§ **What this task involves**
Produce a word-for-word copy of the listing below without its pictures.

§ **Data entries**

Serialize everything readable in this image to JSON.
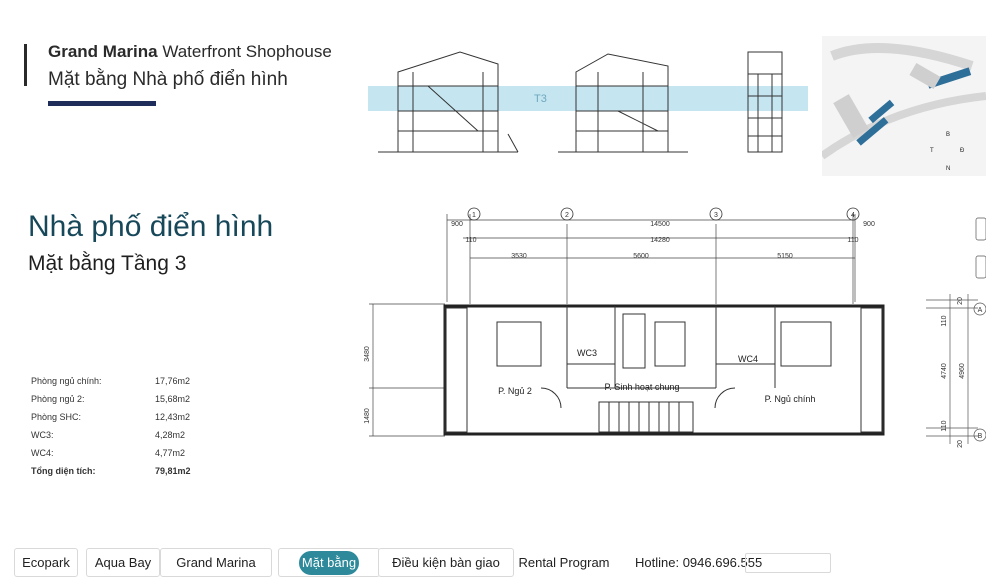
{
  "header": {
    "brand_bold": "Grand Marina",
    "brand_rest": " Waterfront Shophouse",
    "subtitle": "Mặt bằng Nhà phố điển hình"
  },
  "content": {
    "title": "Nhà phố điển hình",
    "floor": "Mặt bằng Tầng 3",
    "areas": [
      {
        "label": "Phòng ngủ chính:",
        "value": "17,76m2"
      },
      {
        "label": "Phòng ngủ 2:",
        "value": "15,68m2"
      },
      {
        "label": "Phòng SHC:",
        "value": "12,43m2"
      },
      {
        "label": "WC3:",
        "value": "4,28m2"
      },
      {
        "label": "WC4:",
        "value": "4,77m2"
      },
      {
        "label": "Tổng diện tích:",
        "value": "79,81m2"
      }
    ]
  },
  "section": {
    "level_label": "T3"
  },
  "site_map": {
    "compass_b": "B",
    "compass_t": "T",
    "compass_d": "Đ",
    "compass_n": "N"
  },
  "plan": {
    "grid_labels": [
      "1",
      "2",
      "3",
      "4"
    ],
    "dim_900_left": "900",
    "dim_14500": "14500",
    "dim_900_right": "900",
    "dim_110_left": "110",
    "dim_14280": "14280",
    "dim_110_right": "110",
    "dim_3530": "3530",
    "dim_5600": "5600",
    "dim_5150": "5150",
    "dim_3480": "3480",
    "dim_1480": "1480",
    "room_wc3": "WC3",
    "room_wc4": "WC4",
    "room_bed2": "P. Ngủ 2",
    "room_living": "P. Sinh hoạt chung",
    "room_master": "P. Ngủ chính",
    "right_dims": [
      "20",
      "110",
      "4740",
      "4960",
      "110",
      "20"
    ],
    "axis_a": "A",
    "axis_b": "B"
  },
  "nav": {
    "items": [
      "Ecopark",
      "Aqua Bay",
      "Grand Marina",
      "Mặt bằng",
      "Điều kiện bàn giao",
      "Rental Program"
    ],
    "active": "Mặt bằng",
    "hotline": "Hotline: 0946.696.555"
  },
  "colors": {
    "title": "#17485a",
    "accent": "#2e8a9b",
    "underline": "#1f2d5a",
    "section_band": "#bfe3ef"
  }
}
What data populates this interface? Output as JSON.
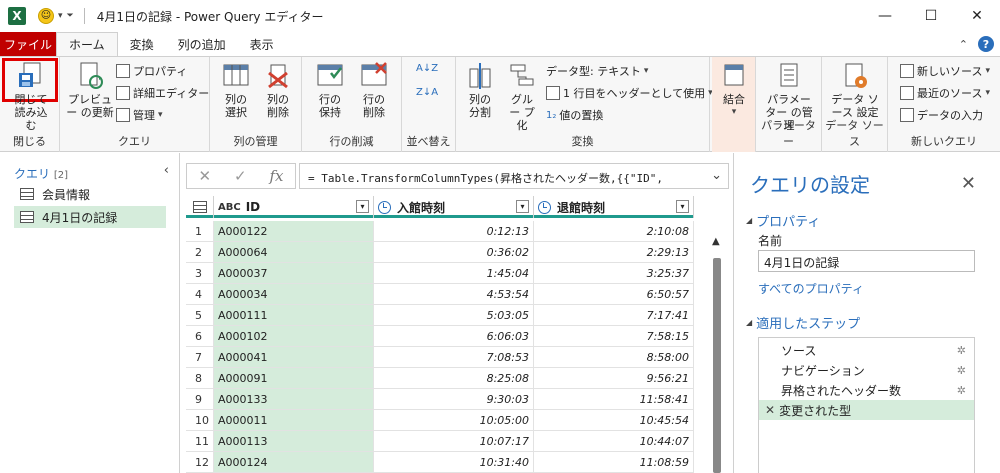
{
  "titlebar": {
    "app_icon": "X",
    "title": "4月1日の記録 - Power Query エディター",
    "minimize": "—",
    "maximize": "☐",
    "close": "✕"
  },
  "tabs": {
    "file": "ファイル",
    "items": [
      "ホーム",
      "変換",
      "列の追加",
      "表示"
    ]
  },
  "ribbon": {
    "close_group": {
      "button": "閉じて読み込む",
      "label": "閉じる"
    },
    "query_group": {
      "preview": "プレビュー の更新",
      "properties": "プロパティ",
      "advanced_editor": "詳細エディター",
      "manage": "管理",
      "label": "クエリ"
    },
    "columns_group": {
      "select": "列の 選択",
      "remove": "列の 削除",
      "label": "列の管理"
    },
    "rows_group": {
      "keep": "行の 保持",
      "remove": "行の 削除",
      "label": "行の削減"
    },
    "sort_group": {
      "label": "並べ替え"
    },
    "transform_group": {
      "split": "列の 分割",
      "group": "グルー プ化",
      "datatype": "データ型: テキスト",
      "first_row_header": "1 行目をヘッダーとして使用",
      "replace": "値の置換",
      "label": "変換"
    },
    "combine_group": {
      "combine": "結合"
    },
    "params_group": {
      "manage_params": "パラメーター の管理",
      "label": "パラメーター"
    },
    "datasource_group": {
      "settings": "データ ソース 設定",
      "label": "データ ソース"
    },
    "newquery_group": {
      "new_source": "新しいソース",
      "recent": "最近のソース",
      "enter_data": "データの入力",
      "label": "新しいクエリ"
    }
  },
  "queries_pane": {
    "header": "クエリ",
    "count": "[2]",
    "items": [
      "会員情報",
      "4月1日の記録"
    ]
  },
  "formula_bar": {
    "fx": "fx",
    "formula": "= Table.TransformColumnTypes(昇格されたヘッダー数,{{\"ID\","
  },
  "grid": {
    "columns": [
      "ID",
      "入館時刻",
      "退館時刻"
    ],
    "type_labels": [
      "ABC",
      "",
      ""
    ],
    "rows": [
      [
        "1",
        "A000122",
        "0:12:13",
        "2:10:08"
      ],
      [
        "2",
        "A000064",
        "0:36:02",
        "2:29:13"
      ],
      [
        "3",
        "A000037",
        "1:45:04",
        "3:25:37"
      ],
      [
        "4",
        "A000034",
        "4:53:54",
        "6:50:57"
      ],
      [
        "5",
        "A000111",
        "5:03:05",
        "7:17:41"
      ],
      [
        "6",
        "A000102",
        "6:06:03",
        "7:58:15"
      ],
      [
        "7",
        "A000041",
        "7:08:53",
        "8:58:00"
      ],
      [
        "8",
        "A000091",
        "8:25:08",
        "9:56:21"
      ],
      [
        "9",
        "A000133",
        "9:30:03",
        "11:58:41"
      ],
      [
        "10",
        "A000011",
        "10:05:00",
        "10:45:54"
      ],
      [
        "11",
        "A000113",
        "10:07:17",
        "10:44:07"
      ],
      [
        "12",
        "A000124",
        "10:31:40",
        "11:08:59"
      ]
    ]
  },
  "settings_pane": {
    "title": "クエリの設定",
    "properties_header": "プロパティ",
    "name_label": "名前",
    "name_value": "4月1日の記録",
    "all_properties": "すべてのプロパティ",
    "steps_header": "適用したステップ",
    "steps": [
      "ソース",
      "ナビゲーション",
      "昇格されたヘッダー数",
      "変更された型"
    ]
  }
}
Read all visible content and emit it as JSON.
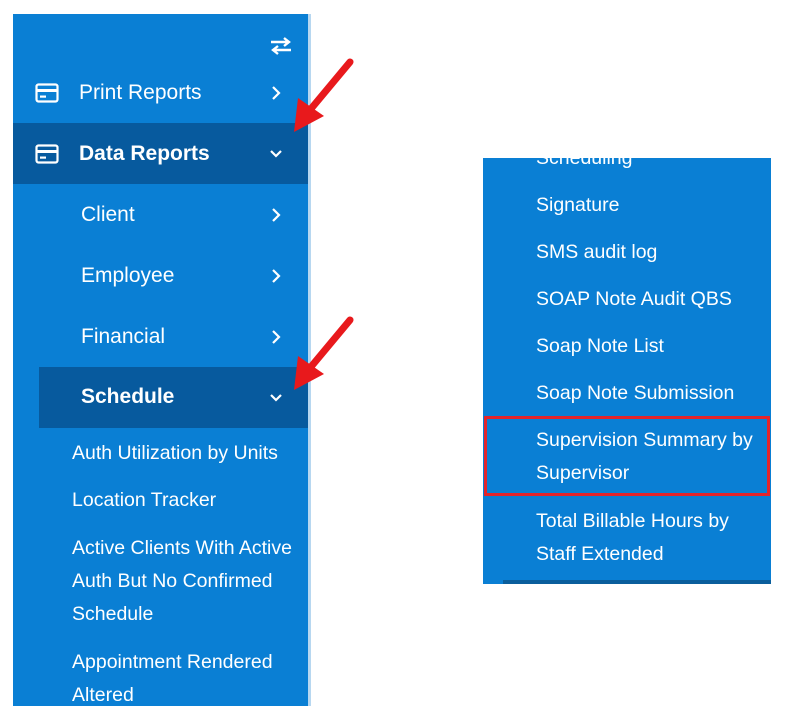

§ **Task response**
Serialize everything readable in this image to JSON.
{
  "header": {
    "brand_bold": "Grand Marina",
    "brand_rest": " Waterfront Shophouse",
    "subtitle": "Mặt bằng Nhà phố điển hình"
  },
  "content": {
    "title": "Nhà phố điển hình",
    "floor": "Mặt bằng Tầng 3",
    "areas": [
      {
        "label": "Phòng ngủ chính:",
        "value": "17,76m2"
      },
      {
        "label": "Phòng ngủ 2:",
        "value": "15,68m2"
      },
      {
        "label": "Phòng SHC:",
        "value": "12,43m2"
      },
      {
        "label": "WC3:",
        "value": "4,28m2"
      },
      {
        "label": "WC4:",
        "value": "4,77m2"
      },
      {
        "label": "Tổng diện tích:",
        "value": "79,81m2"
      }
    ]
  },
  "section": {
    "level_label": "T3"
  },
  "site_map": {
    "compass_b": "B",
    "compass_t": "T",
    "compass_d": "Đ",
    "compass_n": "N"
  },
  "plan": {
    "grid_labels": [
      "1",
      "2",
      "3",
      "4"
    ],
    "dim_900_left": "900",
    "dim_14500": "14500",
    "dim_900_right": "900",
    "dim_110_left": "110",
    "dim_14280": "14280",
    "dim_110_right": "110",
    "dim_3530": "3530",
    "dim_5600": "5600",
    "dim_5150": "5150",
    "dim_3480": "3480",
    "dim_1480": "1480",
    "room_wc3": "WC3",
    "room_wc4": "WC4",
    "room_bed2": "P. Ngủ 2",
    "room_living": "P. Sinh hoạt chung",
    "room_master": "P. Ngủ chính",
    "right_dims": [
      "20",
      "110",
      "4740",
      "4960",
      "110",
      "20"
    ],
    "axis_a": "A",
    "axis_b": "B"
  },
  "nav": {
    "items": [
      "Ecopark",
      "Aqua Bay",
      "Grand Marina",
      "Mặt bằng",
      "Điều kiện bàn giao",
      "Rental Program"
    ],
    "active": "Mặt bằng",
    "hotline": "Hotline: 0946.696.555"
  },
  "colors": {
    "title": "#17485a",
    "accent": "#2e8a9b",
    "underline": "#1f2d5a",
    "section_band": "#bfe3ef"
  }
}
What data populates this interface? Output as JSON.
{
  "titlebar": {
    "app_icon": "X",
    "title": "4月1日の記録 - Power Query エディター",
    "minimize": "—",
    "maximize": "☐",
    "close": "✕"
  },
  "tabs": {
    "file": "ファイル",
    "items": [
      "ホーム",
      "変換",
      "列の追加",
      "表示"
    ]
  },
  "ribbon": {
    "close_group": {
      "button": "閉じて読み込む",
      "label": "閉じる"
    },
    "query_group": {
      "preview": "プレビュー の更新",
      "properties": "プロパティ",
      "advanced_editor": "詳細エディター",
      "manage": "管理",
      "label": "クエリ"
    },
    "columns_group": {
      "select": "列の 選択",
      "remove": "列の 削除",
      "label": "列の管理"
    },
    "rows_group": {
      "keep": "行の 保持",
      "remove": "行の 削除",
      "label": "行の削減"
    },
    "sort_group": {
      "label": "並べ替え"
    },
    "transform_group": {
      "split": "列の 分割",
      "group": "グルー プ化",
      "datatype": "データ型: テキスト",
      "first_row_header": "1 行目をヘッダーとして使用",
      "replace": "値の置換",
      "label": "変換"
    },
    "combine_group": {
      "combine": "結合"
    },
    "params_group": {
      "manage_params": "パラメーター の管理",
      "label": "パラメーター"
    },
    "datasource_group": {
      "settings": "データ ソース 設定",
      "label": "データ ソース"
    },
    "newquery_group": {
      "new_source": "新しいソース",
      "recent": "最近のソース",
      "enter_data": "データの入力",
      "label": "新しいクエリ"
    }
  },
  "queries_pane": {
    "header": "クエリ",
    "count": "[2]",
    "items": [
      "会員情報",
      "4月1日の記録"
    ]
  },
  "formula_bar": {
    "fx": "fx",
    "formula": "= Table.TransformColumnTypes(昇格されたヘッダー数,{{\"ID\","
  },
  "grid": {
    "columns": [
      "ID",
      "入館時刻",
      "退館時刻"
    ],
    "type_labels": [
      "ABC",
      "",
      ""
    ],
    "rows": [
      [
        "1",
        "A000122",
        "0:12:13",
        "2:10:08"
      ],
      [
        "2",
        "A000064",
        "0:36:02",
        "2:29:13"
      ],
      [
        "3",
        "A000037",
        "1:45:04",
        "3:25:37"
      ],
      [
        "4",
        "A000034",
        "4:53:54",
        "6:50:57"
      ],
      [
        "5",
        "A000111",
        "5:03:05",
        "7:17:41"
      ],
      [
        "6",
        "A000102",
        "6:06:03",
        "7:58:15"
      ],
      [
        "7",
        "A000041",
        "7:08:53",
        "8:58:00"
      ],
      [
        "8",
        "A000091",
        "8:25:08",
        "9:56:21"
      ],
      [
        "9",
        "A000133",
        "9:30:03",
        "11:58:41"
      ],
      [
        "10",
        "A000011",
        "10:05:00",
        "10:45:54"
      ],
      [
        "11",
        "A000113",
        "10:07:17",
        "10:44:07"
      ],
      [
        "12",
        "A000124",
        "10:31:40",
        "11:08:59"
      ]
    ]
  },
  "settings_pane": {
    "title": "クエリの設定",
    "properties_header": "プロパティ",
    "name_label": "名前",
    "name_value": "4月1日の記録",
    "all_properties": "すべてのプロパティ",
    "steps_header": "適用したステップ",
    "steps": [
      "ソース",
      "ナビゲーション",
      "昇格されたヘッダー数",
      "変更された型"
    ]
  }
}
Read all visible content and emit it as JSON.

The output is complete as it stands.